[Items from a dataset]
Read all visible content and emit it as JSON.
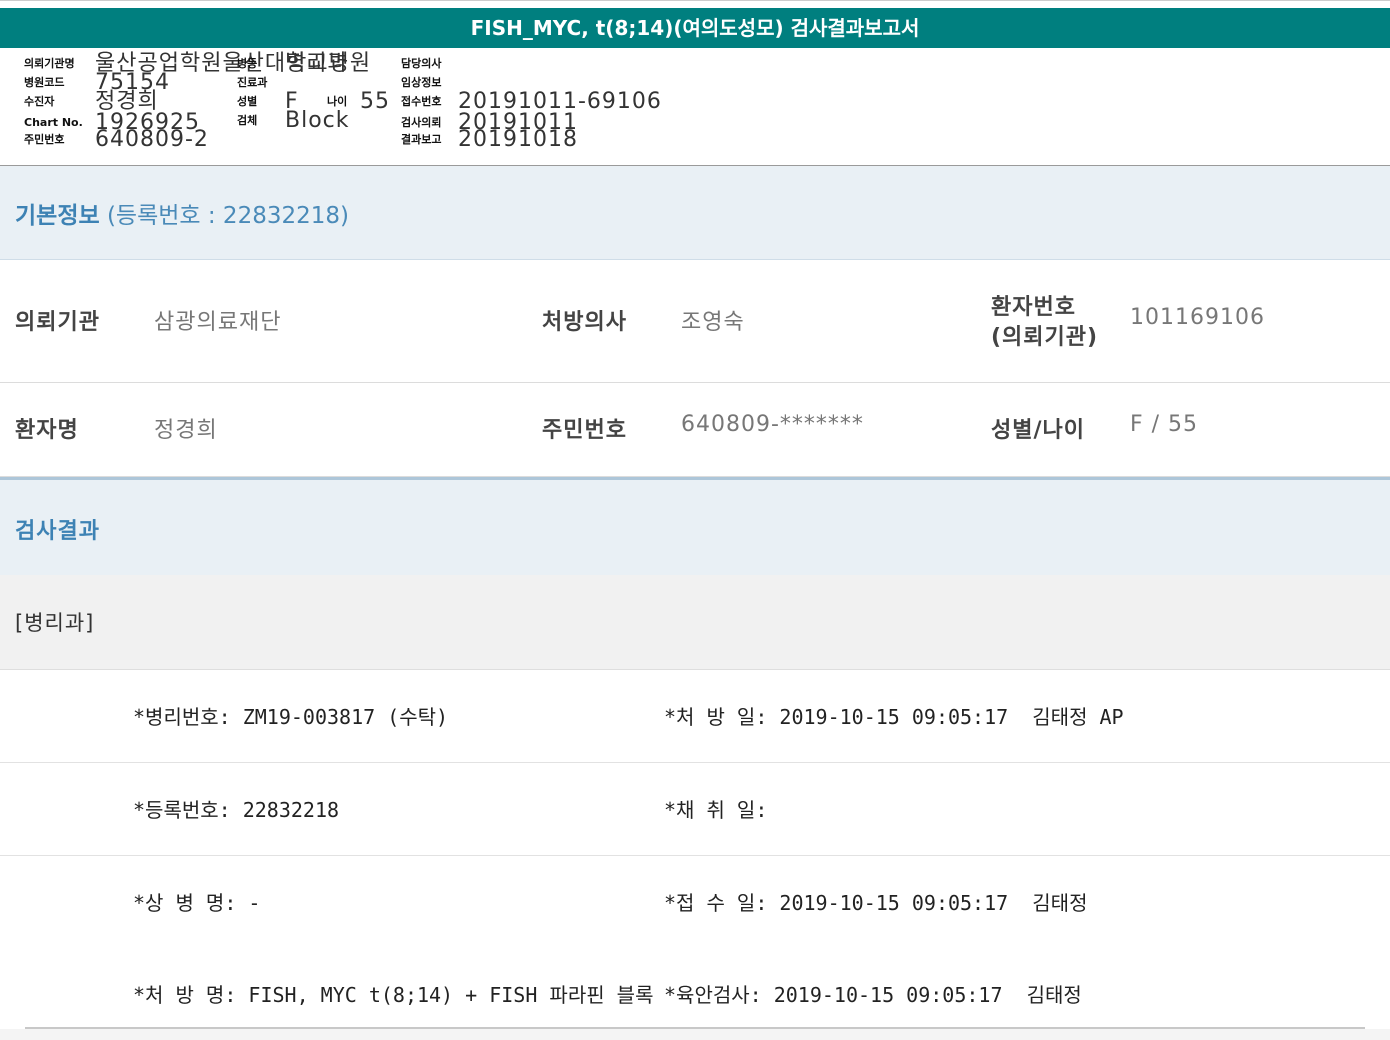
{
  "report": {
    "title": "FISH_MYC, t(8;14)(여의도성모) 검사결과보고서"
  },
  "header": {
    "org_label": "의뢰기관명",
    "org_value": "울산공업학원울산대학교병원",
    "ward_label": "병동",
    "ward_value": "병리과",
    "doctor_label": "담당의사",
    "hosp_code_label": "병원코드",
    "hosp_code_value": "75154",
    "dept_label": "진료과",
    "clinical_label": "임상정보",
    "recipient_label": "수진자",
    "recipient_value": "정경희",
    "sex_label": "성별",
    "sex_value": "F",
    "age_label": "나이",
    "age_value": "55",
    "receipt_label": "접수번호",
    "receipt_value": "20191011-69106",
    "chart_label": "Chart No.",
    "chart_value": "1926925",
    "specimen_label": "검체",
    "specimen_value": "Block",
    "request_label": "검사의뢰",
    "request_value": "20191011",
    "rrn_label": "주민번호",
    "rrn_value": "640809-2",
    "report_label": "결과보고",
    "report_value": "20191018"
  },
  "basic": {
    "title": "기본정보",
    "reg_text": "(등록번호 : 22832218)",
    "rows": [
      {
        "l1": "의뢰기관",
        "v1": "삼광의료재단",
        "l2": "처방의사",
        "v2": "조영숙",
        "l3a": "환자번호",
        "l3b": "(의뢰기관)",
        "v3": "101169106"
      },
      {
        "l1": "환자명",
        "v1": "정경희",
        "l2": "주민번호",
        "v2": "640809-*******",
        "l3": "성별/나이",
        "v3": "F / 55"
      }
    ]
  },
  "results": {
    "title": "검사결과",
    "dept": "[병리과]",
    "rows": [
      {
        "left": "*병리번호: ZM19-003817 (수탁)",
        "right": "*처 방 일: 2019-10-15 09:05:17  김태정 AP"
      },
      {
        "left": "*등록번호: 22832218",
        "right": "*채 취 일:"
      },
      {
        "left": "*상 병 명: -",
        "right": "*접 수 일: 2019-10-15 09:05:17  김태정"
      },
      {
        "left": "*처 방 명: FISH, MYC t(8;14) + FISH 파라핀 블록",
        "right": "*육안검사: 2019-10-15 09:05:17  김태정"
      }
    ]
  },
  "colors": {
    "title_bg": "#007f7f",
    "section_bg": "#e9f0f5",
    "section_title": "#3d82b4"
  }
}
...
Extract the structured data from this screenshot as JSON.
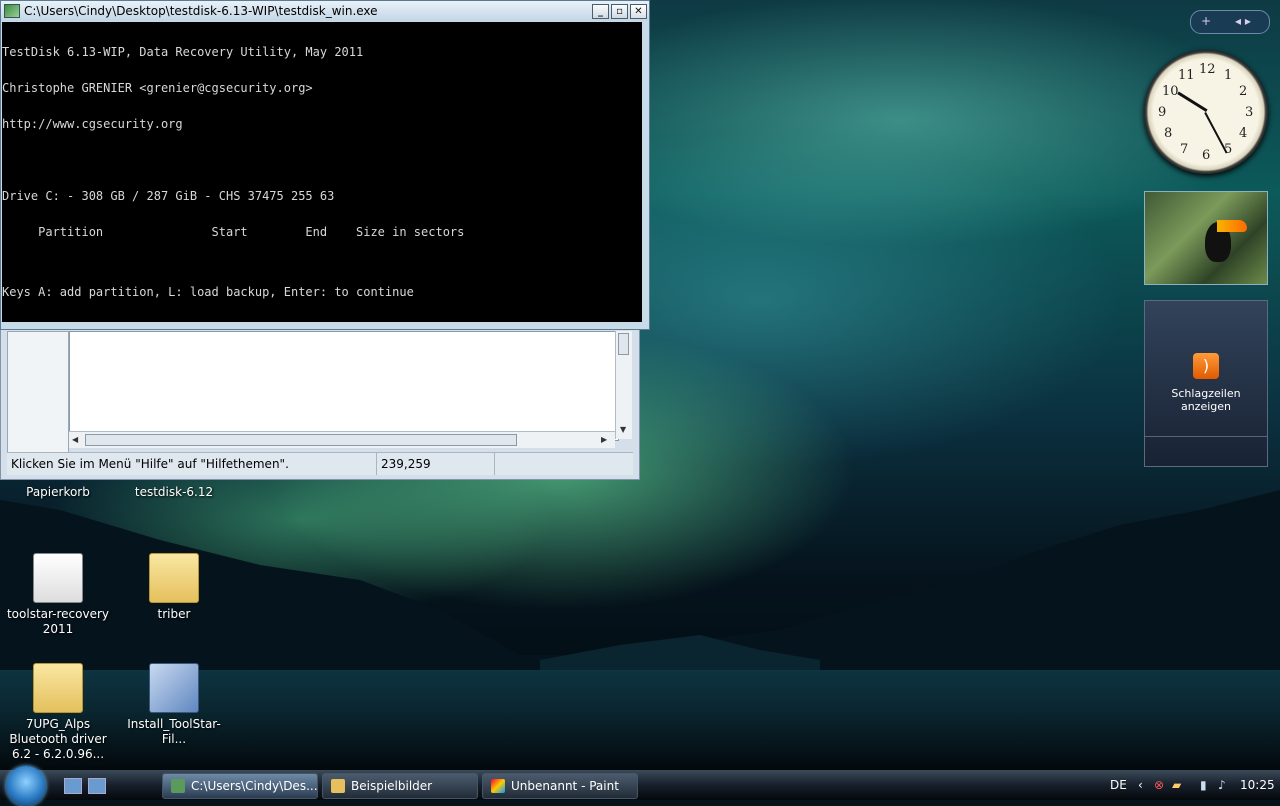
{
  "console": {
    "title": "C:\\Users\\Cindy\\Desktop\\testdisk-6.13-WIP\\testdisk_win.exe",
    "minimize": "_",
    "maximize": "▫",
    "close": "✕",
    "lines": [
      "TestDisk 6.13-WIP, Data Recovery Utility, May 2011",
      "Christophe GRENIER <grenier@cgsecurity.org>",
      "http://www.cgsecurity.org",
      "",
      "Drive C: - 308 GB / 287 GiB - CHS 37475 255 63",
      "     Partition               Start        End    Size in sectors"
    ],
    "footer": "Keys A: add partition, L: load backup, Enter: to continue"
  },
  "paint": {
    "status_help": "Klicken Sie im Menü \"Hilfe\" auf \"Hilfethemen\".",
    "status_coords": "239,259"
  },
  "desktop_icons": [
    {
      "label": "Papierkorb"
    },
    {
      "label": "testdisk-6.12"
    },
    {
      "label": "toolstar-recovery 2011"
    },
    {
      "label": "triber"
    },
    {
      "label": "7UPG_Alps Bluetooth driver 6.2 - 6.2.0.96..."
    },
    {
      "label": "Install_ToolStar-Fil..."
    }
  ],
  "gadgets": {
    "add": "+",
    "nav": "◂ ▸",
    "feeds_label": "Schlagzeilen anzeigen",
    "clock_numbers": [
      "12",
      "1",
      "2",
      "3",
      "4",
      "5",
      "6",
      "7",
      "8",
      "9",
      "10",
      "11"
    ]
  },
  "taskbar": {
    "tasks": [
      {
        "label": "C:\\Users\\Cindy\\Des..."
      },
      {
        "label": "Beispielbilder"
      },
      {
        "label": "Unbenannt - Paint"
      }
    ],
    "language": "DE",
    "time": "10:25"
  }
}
...
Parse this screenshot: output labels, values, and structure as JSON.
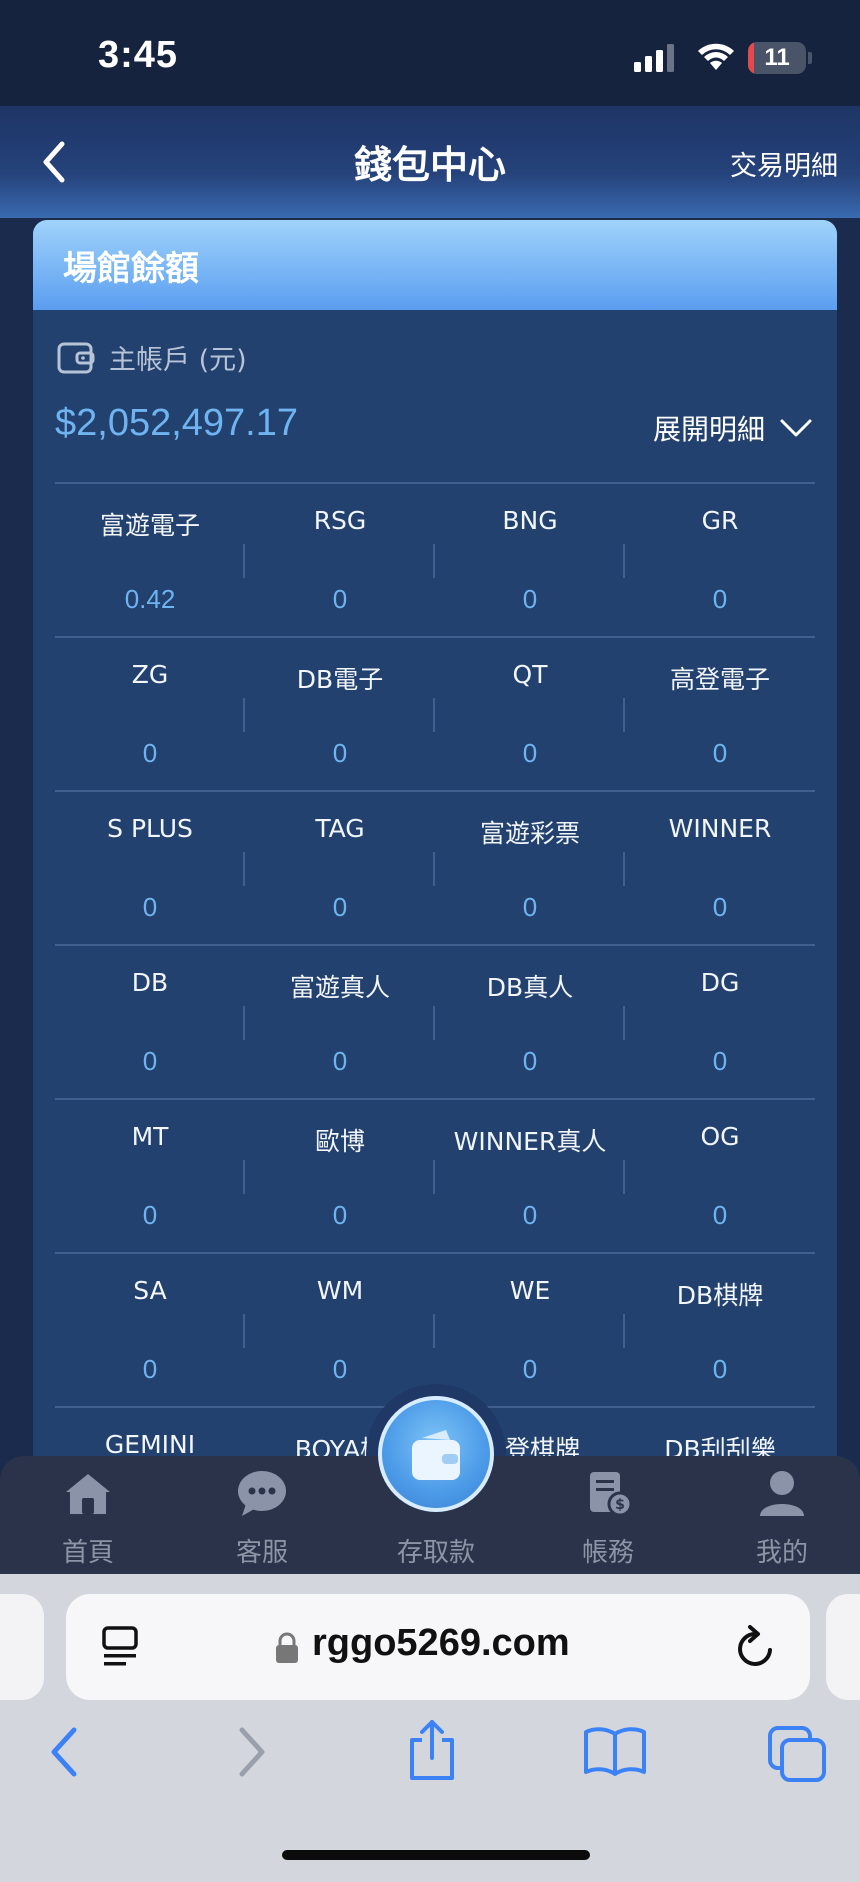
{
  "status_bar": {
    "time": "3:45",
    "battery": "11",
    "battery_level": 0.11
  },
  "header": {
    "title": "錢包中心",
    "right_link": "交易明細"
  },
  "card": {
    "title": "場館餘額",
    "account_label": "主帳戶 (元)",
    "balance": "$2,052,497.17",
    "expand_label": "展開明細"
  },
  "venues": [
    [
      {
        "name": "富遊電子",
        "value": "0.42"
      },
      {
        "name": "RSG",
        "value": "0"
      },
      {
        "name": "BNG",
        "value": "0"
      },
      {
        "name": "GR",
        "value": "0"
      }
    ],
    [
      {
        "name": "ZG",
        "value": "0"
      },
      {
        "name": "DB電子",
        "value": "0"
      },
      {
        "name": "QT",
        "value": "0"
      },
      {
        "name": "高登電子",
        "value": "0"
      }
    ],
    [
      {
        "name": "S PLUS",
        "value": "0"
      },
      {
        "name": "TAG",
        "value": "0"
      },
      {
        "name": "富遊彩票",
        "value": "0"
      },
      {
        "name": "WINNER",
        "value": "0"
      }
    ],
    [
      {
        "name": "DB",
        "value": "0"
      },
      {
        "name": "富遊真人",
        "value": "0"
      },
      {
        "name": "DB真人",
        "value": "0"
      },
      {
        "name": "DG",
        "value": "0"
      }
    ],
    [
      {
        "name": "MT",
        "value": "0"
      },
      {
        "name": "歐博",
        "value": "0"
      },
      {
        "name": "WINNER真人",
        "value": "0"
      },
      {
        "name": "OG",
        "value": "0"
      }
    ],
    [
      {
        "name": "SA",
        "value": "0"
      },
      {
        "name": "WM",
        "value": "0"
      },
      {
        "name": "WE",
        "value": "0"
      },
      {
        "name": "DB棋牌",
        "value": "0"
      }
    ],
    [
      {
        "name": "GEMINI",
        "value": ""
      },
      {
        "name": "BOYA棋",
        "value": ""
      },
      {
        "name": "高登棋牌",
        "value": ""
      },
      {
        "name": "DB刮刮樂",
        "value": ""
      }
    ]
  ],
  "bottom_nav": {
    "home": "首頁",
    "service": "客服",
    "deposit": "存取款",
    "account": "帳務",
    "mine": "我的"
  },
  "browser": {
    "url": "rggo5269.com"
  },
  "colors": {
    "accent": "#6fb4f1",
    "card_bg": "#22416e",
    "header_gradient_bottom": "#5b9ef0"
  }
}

▶ **Exercise description**
Search the data for "this". Copy every line that has it.

▶ **Exercise result**
Extract the structured data from this screenshot as JSON.
Parse this screenshot: output labels, values, and structure as JSON.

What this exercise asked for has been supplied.